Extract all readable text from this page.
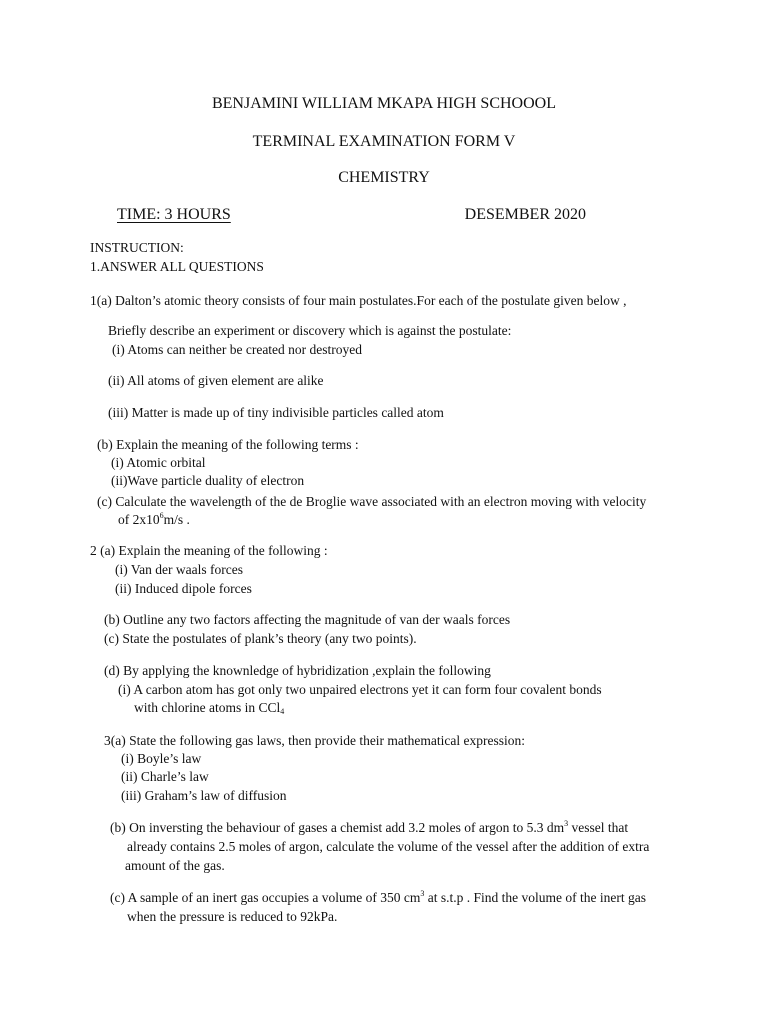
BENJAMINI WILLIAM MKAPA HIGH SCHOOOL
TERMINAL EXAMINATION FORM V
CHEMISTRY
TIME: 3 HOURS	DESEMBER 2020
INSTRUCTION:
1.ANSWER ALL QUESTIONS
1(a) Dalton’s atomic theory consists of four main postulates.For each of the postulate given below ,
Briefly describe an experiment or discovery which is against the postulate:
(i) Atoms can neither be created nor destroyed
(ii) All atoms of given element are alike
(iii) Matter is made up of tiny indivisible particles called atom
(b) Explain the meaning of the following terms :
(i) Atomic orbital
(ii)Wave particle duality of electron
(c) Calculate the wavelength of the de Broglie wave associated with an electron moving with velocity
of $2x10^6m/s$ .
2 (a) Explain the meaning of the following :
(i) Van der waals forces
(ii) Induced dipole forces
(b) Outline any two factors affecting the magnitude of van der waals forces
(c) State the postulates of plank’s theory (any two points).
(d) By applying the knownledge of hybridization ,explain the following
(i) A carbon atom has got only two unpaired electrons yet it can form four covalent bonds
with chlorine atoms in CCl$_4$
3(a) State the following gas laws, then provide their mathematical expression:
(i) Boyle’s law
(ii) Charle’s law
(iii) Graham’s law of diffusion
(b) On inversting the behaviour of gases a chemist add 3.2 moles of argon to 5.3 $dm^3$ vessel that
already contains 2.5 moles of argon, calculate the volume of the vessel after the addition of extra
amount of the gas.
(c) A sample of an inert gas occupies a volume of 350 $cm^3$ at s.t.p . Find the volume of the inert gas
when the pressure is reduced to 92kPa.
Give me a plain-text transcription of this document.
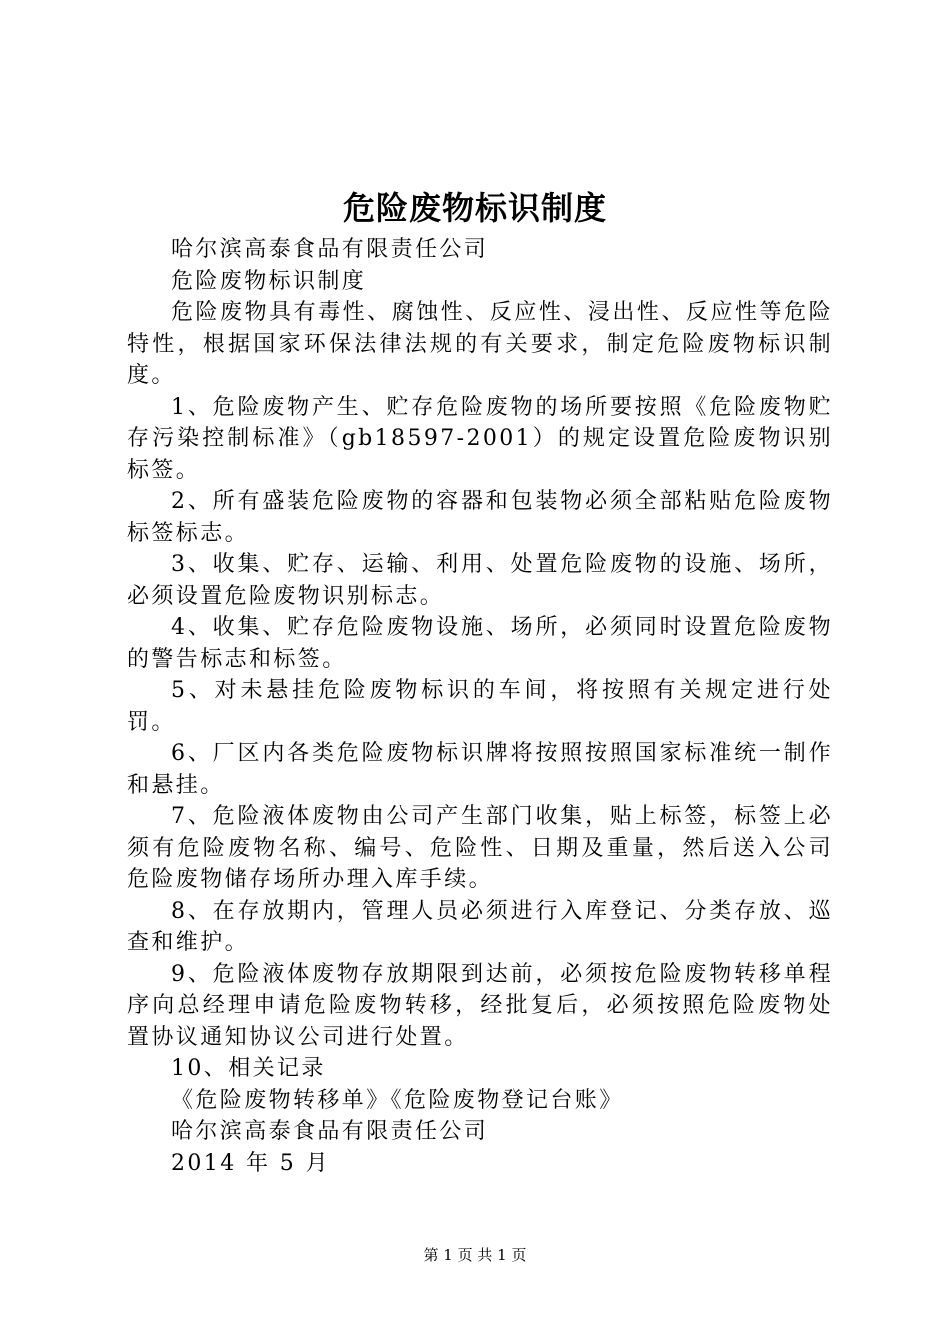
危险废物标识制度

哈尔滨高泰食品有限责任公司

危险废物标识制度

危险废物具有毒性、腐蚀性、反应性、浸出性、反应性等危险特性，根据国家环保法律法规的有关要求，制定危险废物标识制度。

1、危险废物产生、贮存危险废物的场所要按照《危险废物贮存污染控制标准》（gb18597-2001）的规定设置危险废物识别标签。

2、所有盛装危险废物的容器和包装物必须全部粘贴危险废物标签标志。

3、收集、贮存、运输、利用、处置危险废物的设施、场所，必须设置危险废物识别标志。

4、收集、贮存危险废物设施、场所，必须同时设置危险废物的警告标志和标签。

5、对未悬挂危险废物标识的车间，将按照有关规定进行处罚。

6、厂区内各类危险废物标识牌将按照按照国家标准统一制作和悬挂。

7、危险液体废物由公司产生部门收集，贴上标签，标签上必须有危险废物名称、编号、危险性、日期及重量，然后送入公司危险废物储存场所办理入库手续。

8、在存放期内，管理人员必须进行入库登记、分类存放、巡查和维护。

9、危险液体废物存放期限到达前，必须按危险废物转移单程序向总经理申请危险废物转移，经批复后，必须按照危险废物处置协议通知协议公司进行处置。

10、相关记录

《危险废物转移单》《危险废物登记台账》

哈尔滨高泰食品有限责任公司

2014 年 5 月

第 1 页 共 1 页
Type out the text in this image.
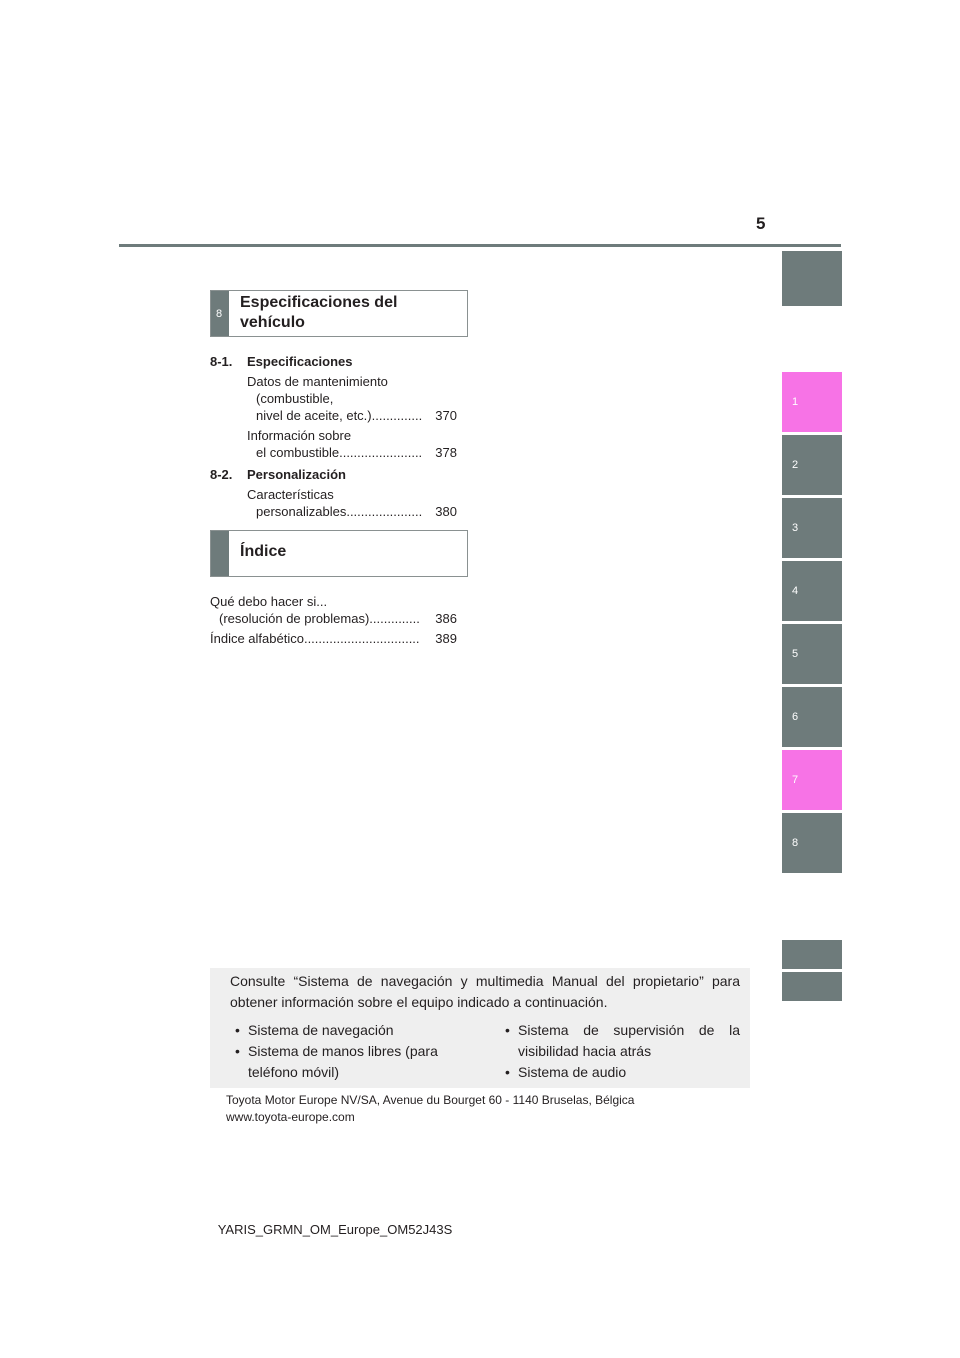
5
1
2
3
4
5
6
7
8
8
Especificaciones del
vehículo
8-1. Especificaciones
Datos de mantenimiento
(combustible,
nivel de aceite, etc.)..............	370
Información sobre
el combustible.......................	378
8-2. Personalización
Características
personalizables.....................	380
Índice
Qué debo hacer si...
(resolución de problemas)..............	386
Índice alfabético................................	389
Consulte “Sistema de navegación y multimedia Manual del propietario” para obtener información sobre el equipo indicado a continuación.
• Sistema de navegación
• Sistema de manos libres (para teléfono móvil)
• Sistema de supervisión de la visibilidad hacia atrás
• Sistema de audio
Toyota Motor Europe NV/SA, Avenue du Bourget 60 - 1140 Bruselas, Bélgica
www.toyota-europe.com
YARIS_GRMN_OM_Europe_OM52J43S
═══
TASK GOAL: Exactly the lines from the one with "Type out the text in this image." through the end of the records should be written out, and only those. Pictures do not belong in the copy.

EXPECTED ANSWER:
Type out the text in this image.
5
1
2
3
4
5
6
7
8
8
Especificaciones del
vehículo
8-1. Especificaciones
Datos de mantenimiento
(combustible,
nivel de aceite, etc.)..............	370
Información sobre
el combustible.......................	378
8-2. Personalización
Características
personalizables.....................	380
Índice
Qué debo hacer si...
(resolución de problemas)..............	386
Índice alfabético................................	389
Consulte “Sistema de navegación y multimedia Manual del propietario” para obtener información sobre el equipo indicado a continuación.
• Sistema de navegación
• Sistema de manos libres (para teléfono móvil)
• Sistema de supervisión de la visibilidad hacia atrás
• Sistema de audio
Toyota Motor Europe NV/SA, Avenue du Bourget 60 - 1140 Bruselas, Bélgica
www.toyota-europe.com
YARIS_GRMN_OM_Europe_OM52J43S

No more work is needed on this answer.